REQUIRED WORK. Set down the full listing exactly, character for character.
:: RECORDS TO PROCESS ::
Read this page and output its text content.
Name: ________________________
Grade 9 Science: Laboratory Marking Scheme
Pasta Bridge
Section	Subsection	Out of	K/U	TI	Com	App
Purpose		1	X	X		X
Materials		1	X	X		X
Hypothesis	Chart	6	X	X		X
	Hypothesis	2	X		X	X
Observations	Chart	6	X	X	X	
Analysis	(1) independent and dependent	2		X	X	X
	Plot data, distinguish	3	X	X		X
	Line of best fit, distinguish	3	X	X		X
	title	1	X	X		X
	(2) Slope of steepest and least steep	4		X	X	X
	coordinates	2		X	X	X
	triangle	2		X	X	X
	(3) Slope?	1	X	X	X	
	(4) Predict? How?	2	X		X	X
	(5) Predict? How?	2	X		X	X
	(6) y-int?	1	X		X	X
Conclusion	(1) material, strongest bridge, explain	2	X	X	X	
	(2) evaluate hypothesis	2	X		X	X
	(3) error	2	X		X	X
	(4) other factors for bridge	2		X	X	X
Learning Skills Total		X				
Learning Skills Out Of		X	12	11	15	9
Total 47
:::
EXPECTED ANSWER.
Read this page and output its text content.
Name: ________________________
Grade 9 Science: Laboratory Marking Scheme
Pasta Bridge
Section	Subsection	Out of	K/U	TI	Com	App
Purpose		1	X	X		X
Materials		1	X	X		X
Hypothesis	Chart	6	X	X		X
	Hypothesis	2	X		X	X
Observations	Chart	6	X	X	X	
Analysis	(1) independent and dependent	2		X	X	X
	Plot data, distinguish	3	X	X		X
	Line of best fit, distinguish	3	X	X		X
	title	1	X	X		X
	(2) Slope of steepest and least steep	4		X	X	X
	coordinates	2		X	X	X
	triangle	2		X	X	X
	(3) Slope?	1	X	X	X	
	(4) Predict? How?	2	X		X	X
	(5) Predict? How?	2	X		X	X
	(6) y-int?	1	X		X	X
Conclusion	(1) material, strongest bridge, explain	2	X	X	X	
	(2) evaluate hypothesis	2	X		X	X
	(3) error	2	X		X	X
	(4) other factors for bridge	2		X	X	X
Learning Skills Total		X				
Learning Skills Out Of		X	12	11	15	9
Total 47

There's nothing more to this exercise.